= What you are asked to do =
Each entry below is to be duplicated verbatim.

= Material for this task =

## START

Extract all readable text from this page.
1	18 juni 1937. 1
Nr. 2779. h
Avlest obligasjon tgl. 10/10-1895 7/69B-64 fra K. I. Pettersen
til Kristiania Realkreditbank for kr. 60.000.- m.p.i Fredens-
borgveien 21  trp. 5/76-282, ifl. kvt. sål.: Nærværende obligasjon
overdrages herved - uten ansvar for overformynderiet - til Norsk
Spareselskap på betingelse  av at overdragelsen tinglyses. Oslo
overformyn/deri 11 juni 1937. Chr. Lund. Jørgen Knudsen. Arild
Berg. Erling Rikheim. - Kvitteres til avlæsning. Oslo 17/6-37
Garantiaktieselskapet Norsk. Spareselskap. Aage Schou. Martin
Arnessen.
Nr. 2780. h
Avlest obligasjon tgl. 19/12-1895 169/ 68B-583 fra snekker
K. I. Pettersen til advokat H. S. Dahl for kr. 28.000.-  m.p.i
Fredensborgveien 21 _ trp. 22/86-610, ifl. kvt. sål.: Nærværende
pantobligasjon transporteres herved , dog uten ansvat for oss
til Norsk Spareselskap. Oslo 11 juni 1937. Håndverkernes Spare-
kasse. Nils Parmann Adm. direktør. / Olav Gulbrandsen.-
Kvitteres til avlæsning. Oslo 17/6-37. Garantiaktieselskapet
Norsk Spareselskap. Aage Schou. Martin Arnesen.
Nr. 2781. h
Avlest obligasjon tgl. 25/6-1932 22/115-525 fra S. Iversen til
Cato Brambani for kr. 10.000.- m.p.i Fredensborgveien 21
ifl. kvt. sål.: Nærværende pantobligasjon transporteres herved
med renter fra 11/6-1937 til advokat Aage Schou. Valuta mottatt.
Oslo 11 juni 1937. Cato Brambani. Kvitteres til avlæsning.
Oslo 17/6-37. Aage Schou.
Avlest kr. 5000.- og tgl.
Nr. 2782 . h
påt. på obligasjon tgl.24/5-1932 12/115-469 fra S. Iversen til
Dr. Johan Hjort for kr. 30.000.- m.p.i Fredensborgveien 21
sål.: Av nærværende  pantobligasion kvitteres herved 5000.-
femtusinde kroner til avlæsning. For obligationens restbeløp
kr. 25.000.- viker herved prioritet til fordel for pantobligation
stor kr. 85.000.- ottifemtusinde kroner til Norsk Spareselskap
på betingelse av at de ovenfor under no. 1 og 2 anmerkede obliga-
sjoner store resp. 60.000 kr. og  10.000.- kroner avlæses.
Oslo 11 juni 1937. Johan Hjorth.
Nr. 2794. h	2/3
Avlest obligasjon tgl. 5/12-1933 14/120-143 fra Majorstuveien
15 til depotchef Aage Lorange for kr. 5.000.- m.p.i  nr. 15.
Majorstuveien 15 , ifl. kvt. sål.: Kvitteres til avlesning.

## END

= Finished task =
Extract all readable text from this page.
1	18 juni 1937. 1
Nr. 2779. h
Avlest obligasjon tgl. 10/10-1895 7/69B-64 fra K. I. Pettersen
til Kristiania Realkreditbank for kr. 60.000.- m.p.i Fredens-
borgveien 21  trp. 5/76-282, ifl. kvt. sål.: Nærværende obligasjon
overdrages herved - uten ansvar for overformynderiet - til Norsk
Spareselskap på betingelse  av at overdragelsen tinglyses. Oslo
overformyn/deri 11 juni 1937. Chr. Lund. Jørgen Knudsen. Arild
Berg. Erling Rikheim. - Kvitteres til avlæsning. Oslo 17/6-37
Garantiaktieselskapet Norsk. Spareselskap. Aage Schou. Martin
Arnessen.
Nr. 2780. h
Avlest obligasjon tgl. 19/12-1895 169/ 68B-583 fra snekker
K. I. Pettersen til advokat H. S. Dahl for kr. 28.000.-  m.p.i
Fredensborgveien 21 _ trp. 22/86-610, ifl. kvt. sål.: Nærværende
pantobligasjon transporteres herved , dog uten ansvat for oss
til Norsk Spareselskap. Oslo 11 juni 1937. Håndverkernes Spare-
kasse. Nils Parmann Adm. direktør. / Olav Gulbrandsen.-
Kvitteres til avlæsning. Oslo 17/6-37. Garantiaktieselskapet
Norsk Spareselskap. Aage Schou. Martin Arnesen.
Nr. 2781. h
Avlest obligasjon tgl. 25/6-1932 22/115-525 fra S. Iversen til
Cato Brambani for kr. 10.000.- m.p.i Fredensborgveien 21
ifl. kvt. sål.: Nærværende pantobligasjon transporteres herved
med renter fra 11/6-1937 til advokat Aage Schou. Valuta mottatt.
Oslo 11 juni 1937. Cato Brambani. Kvitteres til avlæsning.
Oslo 17/6-37. Aage Schou.
Avlest kr. 5000.- og tgl.
Nr. 2782 . h
påt. på obligasjon tgl.24/5-1932 12/115-469 fra S. Iversen til
Dr. Johan Hjort for kr. 30.000.- m.p.i Fredensborgveien 21
sål.: Av nærværende  pantobligasion kvitteres herved 5000.-
femtusinde kroner til avlæsning. For obligationens restbeløp
kr. 25.000.- viker herved prioritet til fordel for pantobligation
stor kr. 85.000.- ottifemtusinde kroner til Norsk Spareselskap
på betingelse av at de ovenfor under no. 1 og 2 anmerkede obliga-
sjoner store resp. 60.000 kr. og  10.000.- kroner avlæses.
Oslo 11 juni 1937. Johan Hjorth.
Nr. 2794. h	2/3
Avlest obligasjon tgl. 5/12-1933 14/120-143 fra Majorstuveien
15 til depotchef Aage Lorange for kr. 5.000.- m.p.i  nr. 15.
Majorstuveien 15 , ifl. kvt. sål.: Kvitteres til avlesning.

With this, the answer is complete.